## DIRECTIONS:
Transcribe every line of the listing below without any deviation.

:: RAW DATA ::

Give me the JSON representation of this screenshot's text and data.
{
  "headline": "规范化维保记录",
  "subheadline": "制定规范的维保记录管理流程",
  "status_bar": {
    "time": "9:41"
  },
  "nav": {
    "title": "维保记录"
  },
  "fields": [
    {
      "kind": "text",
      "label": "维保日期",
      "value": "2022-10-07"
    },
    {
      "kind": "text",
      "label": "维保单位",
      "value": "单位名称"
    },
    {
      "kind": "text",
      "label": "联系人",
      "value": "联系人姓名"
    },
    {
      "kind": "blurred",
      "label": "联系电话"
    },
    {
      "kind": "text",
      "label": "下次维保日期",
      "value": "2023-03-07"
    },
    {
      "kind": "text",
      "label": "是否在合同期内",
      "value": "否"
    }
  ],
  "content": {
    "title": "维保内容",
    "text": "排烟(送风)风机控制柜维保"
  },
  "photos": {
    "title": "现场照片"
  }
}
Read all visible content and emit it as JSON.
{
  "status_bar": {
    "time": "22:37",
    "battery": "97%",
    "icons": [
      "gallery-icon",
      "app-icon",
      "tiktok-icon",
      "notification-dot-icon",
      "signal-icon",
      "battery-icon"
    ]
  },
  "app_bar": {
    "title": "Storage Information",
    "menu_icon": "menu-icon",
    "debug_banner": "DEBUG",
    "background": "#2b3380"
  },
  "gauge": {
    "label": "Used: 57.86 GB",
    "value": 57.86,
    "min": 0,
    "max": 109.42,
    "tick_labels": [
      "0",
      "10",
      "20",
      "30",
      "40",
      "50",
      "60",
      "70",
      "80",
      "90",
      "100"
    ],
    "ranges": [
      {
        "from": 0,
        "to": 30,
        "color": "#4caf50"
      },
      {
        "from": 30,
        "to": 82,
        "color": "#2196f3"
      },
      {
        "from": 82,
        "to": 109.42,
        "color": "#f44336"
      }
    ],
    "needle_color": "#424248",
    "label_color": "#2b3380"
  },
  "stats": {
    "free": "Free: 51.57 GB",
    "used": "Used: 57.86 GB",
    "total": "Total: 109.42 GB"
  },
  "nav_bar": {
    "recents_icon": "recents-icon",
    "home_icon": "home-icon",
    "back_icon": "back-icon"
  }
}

:::

## SOLVED EXERCISE:
Give me the JSON representation of this screenshot's text and data.
{
  "headline": "规范化维保记录",
  "subheadline": "制定规范的维保记录管理流程",
  "status_bar": {
    "time": "9:41"
  },
  "nav": {
    "title": "维保记录"
  },
  "fields": [
    {
      "kind": "text",
      "label": "维保日期",
      "value": "2022-10-07"
    },
    {
      "kind": "text",
      "label": "维保单位",
      "value": "单位名称"
    },
    {
      "kind": "text",
      "label": "联系人",
      "value": "联系人姓名"
    },
    {
      "kind": "blurred",
      "label": "联系电话"
    },
    {
      "kind": "text",
      "label": "下次维保日期",
      "value": "2023-03-07"
    },
    {
      "kind": "text",
      "label": "是否在合同期内",
      "value": "否"
    }
  ],
  "content": {
    "title": "维保内容",
    "text": "排烟(送风)风机控制柜维保"
  },
  "photos": {
    "title": "现场照片"
  }
}
Read all visible content and emit it as JSON.
{
  "status_bar": {
    "time": "22:37",
    "battery": "97%",
    "icons": [
      "gallery-icon",
      "app-icon",
      "tiktok-icon",
      "notification-dot-icon",
      "signal-icon",
      "battery-icon"
    ]
  },
  "app_bar": {
    "title": "Storage Information",
    "menu_icon": "menu-icon",
    "debug_banner": "DEBUG",
    "background": "#2b3380"
  },
  "gauge": {
    "label": "Used: 57.86 GB",
    "value": 57.86,
    "min": 0,
    "max": 109.42,
    "tick_labels": [
      "0",
      "10",
      "20",
      "30",
      "40",
      "50",
      "60",
      "70",
      "80",
      "90",
      "100"
    ],
    "ranges": [
      {
        "from": 0,
        "to": 30,
        "color": "#4caf50"
      },
      {
        "from": 30,
        "to": 82,
        "color": "#2196f3"
      },
      {
        "from": 82,
        "to": 109.42,
        "color": "#f44336"
      }
    ],
    "needle_color": "#424248",
    "label_color": "#2b3380"
  },
  "stats": {
    "free": "Free: 51.57 GB",
    "used": "Used: 57.86 GB",
    "total": "Total: 109.42 GB"
  },
  "nav_bar": {
    "recents_icon": "recents-icon",
    "home_icon": "home-icon",
    "back_icon": "back-icon"
  }
}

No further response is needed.